• _YOUR GOAL_: Give all of the lines again exactly as they read.
## start
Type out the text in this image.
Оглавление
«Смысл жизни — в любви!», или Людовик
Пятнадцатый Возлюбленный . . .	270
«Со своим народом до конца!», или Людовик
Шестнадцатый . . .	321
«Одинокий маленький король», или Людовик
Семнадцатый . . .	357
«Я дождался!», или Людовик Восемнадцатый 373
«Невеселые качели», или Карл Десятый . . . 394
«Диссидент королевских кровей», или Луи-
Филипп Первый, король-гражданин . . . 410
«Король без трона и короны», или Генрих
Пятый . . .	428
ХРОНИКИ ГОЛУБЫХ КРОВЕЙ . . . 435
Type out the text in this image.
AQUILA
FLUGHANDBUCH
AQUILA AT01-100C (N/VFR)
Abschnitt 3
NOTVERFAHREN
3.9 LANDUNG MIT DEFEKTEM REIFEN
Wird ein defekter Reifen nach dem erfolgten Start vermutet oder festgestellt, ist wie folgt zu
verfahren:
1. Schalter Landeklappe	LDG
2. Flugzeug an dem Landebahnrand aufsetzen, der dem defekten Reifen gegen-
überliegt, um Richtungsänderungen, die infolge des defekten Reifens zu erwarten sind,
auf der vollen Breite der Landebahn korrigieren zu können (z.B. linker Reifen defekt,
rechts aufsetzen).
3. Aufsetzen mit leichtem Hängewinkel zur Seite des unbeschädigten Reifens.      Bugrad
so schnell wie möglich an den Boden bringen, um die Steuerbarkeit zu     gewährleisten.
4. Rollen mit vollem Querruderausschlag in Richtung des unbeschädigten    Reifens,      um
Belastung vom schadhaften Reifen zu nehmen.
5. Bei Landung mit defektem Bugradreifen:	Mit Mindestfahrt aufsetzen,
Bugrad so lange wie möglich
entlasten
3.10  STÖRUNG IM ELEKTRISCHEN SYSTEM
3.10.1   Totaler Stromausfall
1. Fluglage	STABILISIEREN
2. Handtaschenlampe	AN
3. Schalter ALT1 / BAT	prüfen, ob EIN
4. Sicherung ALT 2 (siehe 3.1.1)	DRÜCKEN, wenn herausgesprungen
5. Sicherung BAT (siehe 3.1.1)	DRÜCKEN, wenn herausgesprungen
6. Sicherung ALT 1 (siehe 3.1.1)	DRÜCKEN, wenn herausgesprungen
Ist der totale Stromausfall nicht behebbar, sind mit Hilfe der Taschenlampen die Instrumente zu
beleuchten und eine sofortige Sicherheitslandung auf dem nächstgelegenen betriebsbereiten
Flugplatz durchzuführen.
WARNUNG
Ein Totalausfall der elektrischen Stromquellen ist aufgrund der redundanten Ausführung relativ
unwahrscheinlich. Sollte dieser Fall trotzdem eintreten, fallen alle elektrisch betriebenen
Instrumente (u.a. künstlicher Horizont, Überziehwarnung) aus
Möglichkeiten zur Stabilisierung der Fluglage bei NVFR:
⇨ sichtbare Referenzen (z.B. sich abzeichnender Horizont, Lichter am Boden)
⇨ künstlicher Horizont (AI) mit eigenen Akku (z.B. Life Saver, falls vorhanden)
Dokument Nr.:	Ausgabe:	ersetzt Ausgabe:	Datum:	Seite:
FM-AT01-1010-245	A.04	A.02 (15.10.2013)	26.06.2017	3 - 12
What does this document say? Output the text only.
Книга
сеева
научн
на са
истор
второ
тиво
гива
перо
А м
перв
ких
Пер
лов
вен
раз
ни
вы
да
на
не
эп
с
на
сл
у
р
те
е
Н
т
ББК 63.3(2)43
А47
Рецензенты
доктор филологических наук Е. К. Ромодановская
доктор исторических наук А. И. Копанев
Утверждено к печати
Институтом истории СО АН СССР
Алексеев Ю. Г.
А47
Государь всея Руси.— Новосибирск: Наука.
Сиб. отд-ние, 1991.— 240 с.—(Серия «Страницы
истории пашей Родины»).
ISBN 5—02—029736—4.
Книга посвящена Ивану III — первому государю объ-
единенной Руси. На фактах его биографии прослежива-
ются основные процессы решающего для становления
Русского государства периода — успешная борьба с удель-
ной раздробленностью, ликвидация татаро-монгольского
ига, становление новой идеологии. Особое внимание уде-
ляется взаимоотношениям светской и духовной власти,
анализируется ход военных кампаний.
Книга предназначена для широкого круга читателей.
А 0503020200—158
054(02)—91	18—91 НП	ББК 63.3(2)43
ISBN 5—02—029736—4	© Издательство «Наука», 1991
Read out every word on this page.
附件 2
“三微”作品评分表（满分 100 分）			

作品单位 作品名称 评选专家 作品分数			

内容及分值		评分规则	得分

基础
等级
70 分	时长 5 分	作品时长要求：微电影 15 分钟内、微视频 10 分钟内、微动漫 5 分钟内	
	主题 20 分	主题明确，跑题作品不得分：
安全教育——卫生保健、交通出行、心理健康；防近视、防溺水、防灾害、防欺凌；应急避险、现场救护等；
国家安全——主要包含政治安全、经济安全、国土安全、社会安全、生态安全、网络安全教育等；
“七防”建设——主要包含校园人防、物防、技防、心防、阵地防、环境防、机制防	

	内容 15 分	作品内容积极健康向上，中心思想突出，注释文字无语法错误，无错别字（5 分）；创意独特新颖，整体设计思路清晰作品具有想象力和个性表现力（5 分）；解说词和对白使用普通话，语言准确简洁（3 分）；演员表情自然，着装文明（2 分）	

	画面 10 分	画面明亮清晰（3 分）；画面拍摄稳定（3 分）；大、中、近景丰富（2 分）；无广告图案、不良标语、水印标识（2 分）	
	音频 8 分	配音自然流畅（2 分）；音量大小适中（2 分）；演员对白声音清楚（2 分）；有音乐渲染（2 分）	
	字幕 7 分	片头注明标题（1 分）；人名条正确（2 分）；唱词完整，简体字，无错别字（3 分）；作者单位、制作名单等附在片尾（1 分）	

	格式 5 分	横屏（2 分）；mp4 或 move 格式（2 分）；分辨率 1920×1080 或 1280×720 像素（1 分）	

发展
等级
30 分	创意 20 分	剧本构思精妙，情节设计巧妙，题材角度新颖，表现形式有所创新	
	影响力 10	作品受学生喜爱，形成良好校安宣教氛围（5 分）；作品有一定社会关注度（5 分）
## end
• _REPLY TO THE EXERCISE_:
Type out the text in this image.
Оглавление
«Смысл жизни — в любви!», или Людовик
Пятнадцатый Возлюбленный . . .	270
«Со своим народом до конца!», или Людовик
Шестнадцатый . . .	321
«Одинокий маленький король», или Людовик
Семнадцатый . . .	357
«Я дождался!», или Людовик Восемнадцатый 373
«Невеселые качели», или Карл Десятый . . . 394
«Диссидент королевских кровей», или Луи-
Филипп Первый, король-гражданин . . . 410
«Король без трона и короны», или Генрих
Пятый . . .	428
ХРОНИКИ ГОЛУБЫХ КРОВЕЙ . . . 435
Type out the text in this image.
AQUILA
FLUGHANDBUCH
AQUILA AT01-100C (N/VFR)
Abschnitt 3
NOTVERFAHREN
3.9 LANDUNG MIT DEFEKTEM REIFEN
Wird ein defekter Reifen nach dem erfolgten Start vermutet oder festgestellt, ist wie folgt zu
verfahren:
1. Schalter Landeklappe	LDG
2. Flugzeug an dem Landebahnrand aufsetzen, der dem defekten Reifen gegen-
überliegt, um Richtungsänderungen, die infolge des defekten Reifens zu erwarten sind,
auf der vollen Breite der Landebahn korrigieren zu können (z.B. linker Reifen defekt,
rechts aufsetzen).
3. Aufsetzen mit leichtem Hängewinkel zur Seite des unbeschädigten Reifens.      Bugrad
so schnell wie möglich an den Boden bringen, um die Steuerbarkeit zu     gewährleisten.
4. Rollen mit vollem Querruderausschlag in Richtung des unbeschädigten    Reifens,      um
Belastung vom schadhaften Reifen zu nehmen.
5. Bei Landung mit defektem Bugradreifen:	Mit Mindestfahrt aufsetzen,
Bugrad so lange wie möglich
entlasten
3.10  STÖRUNG IM ELEKTRISCHEN SYSTEM
3.10.1   Totaler Stromausfall
1. Fluglage	STABILISIEREN
2. Handtaschenlampe	AN
3. Schalter ALT1 / BAT	prüfen, ob EIN
4. Sicherung ALT 2 (siehe 3.1.1)	DRÜCKEN, wenn herausgesprungen
5. Sicherung BAT (siehe 3.1.1)	DRÜCKEN, wenn herausgesprungen
6. Sicherung ALT 1 (siehe 3.1.1)	DRÜCKEN, wenn herausgesprungen
Ist der totale Stromausfall nicht behebbar, sind mit Hilfe der Taschenlampen die Instrumente zu
beleuchten und eine sofortige Sicherheitslandung auf dem nächstgelegenen betriebsbereiten
Flugplatz durchzuführen.
WARNUNG
Ein Totalausfall der elektrischen Stromquellen ist aufgrund der redundanten Ausführung relativ
unwahrscheinlich. Sollte dieser Fall trotzdem eintreten, fallen alle elektrisch betriebenen
Instrumente (u.a. künstlicher Horizont, Überziehwarnung) aus
Möglichkeiten zur Stabilisierung der Fluglage bei NVFR:
⇨ sichtbare Referenzen (z.B. sich abzeichnender Horizont, Lichter am Boden)
⇨ künstlicher Horizont (AI) mit eigenen Akku (z.B. Life Saver, falls vorhanden)
Dokument Nr.:	Ausgabe:	ersetzt Ausgabe:	Datum:	Seite:
FM-AT01-1010-245	A.04	A.02 (15.10.2013)	26.06.2017	3 - 12
What does this document say? Output the text only.
Книга
сеева
научн
на са
истор
второ
тиво
гива
перо
А м
перв
ких
Пер
лов
вен
раз
ни
вы
да
на
не
эп
с
на
сл
у
р
те
е
Н
т
ББК 63.3(2)43
А47
Рецензенты
доктор филологических наук Е. К. Ромодановская
доктор исторических наук А. И. Копанев
Утверждено к печати
Институтом истории СО АН СССР
Алексеев Ю. Г.
А47
Государь всея Руси.— Новосибирск: Наука.
Сиб. отд-ние, 1991.— 240 с.—(Серия «Страницы
истории пашей Родины»).
ISBN 5—02—029736—4.
Книга посвящена Ивану III — первому государю объ-
единенной Руси. На фактах его биографии прослежива-
ются основные процессы решающего для становления
Русского государства периода — успешная борьба с удель-
ной раздробленностью, ликвидация татаро-монгольского
ига, становление новой идеологии. Особое внимание уде-
ляется взаимоотношениям светской и духовной власти,
анализируется ход военных кампаний.
Книга предназначена для широкого круга читателей.
А 0503020200—158
054(02)—91	18—91 НП	ББК 63.3(2)43
ISBN 5—02—029736—4	© Издательство «Наука», 1991
Read out every word on this page.
附件 2
“三微”作品评分表（满分 100 分）			

作品单位 作品名称 评选专家 作品分数			

内容及分值		评分规则	得分

基础
等级
70 分	时长 5 分	作品时长要求：微电影 15 分钟内、微视频 10 分钟内、微动漫 5 分钟内	
	主题 20 分	主题明确，跑题作品不得分：
安全教育——卫生保健、交通出行、心理健康；防近视、防溺水、防灾害、防欺凌；应急避险、现场救护等；
国家安全——主要包含政治安全、经济安全、国土安全、社会安全、生态安全、网络安全教育等；
“七防”建设——主要包含校园人防、物防、技防、心防、阵地防、环境防、机制防	

	内容 15 分	作品内容积极健康向上，中心思想突出，注释文字无语法错误，无错别字（5 分）；创意独特新颖，整体设计思路清晰作品具有想象力和个性表现力（5 分）；解说词和对白使用普通话，语言准确简洁（3 分）；演员表情自然，着装文明（2 分）	

	画面 10 分	画面明亮清晰（3 分）；画面拍摄稳定（3 分）；大、中、近景丰富（2 分）；无广告图案、不良标语、水印标识（2 分）	
	音频 8 分	配音自然流畅（2 分）；音量大小适中（2 分）；演员对白声音清楚（2 分）；有音乐渲染（2 分）	
	字幕 7 分	片头注明标题（1 分）；人名条正确（2 分）；唱词完整，简体字，无错别字（3 分）；作者单位、制作名单等附在片尾（1 分）	

	格式 5 分	横屏（2 分）；mp4 或 move 格式（2 分）；分辨率 1920×1080 或 1280×720 像素（1 分）	

发展
等级
30 分	创意 20 分	剧本构思精妙，情节设计巧妙，题材角度新颖，表现形式有所创新	
	影响力 10	作品受学生喜爱，形成良好校安宣教氛围（5 分）；作品有一定社会关注度（5 分）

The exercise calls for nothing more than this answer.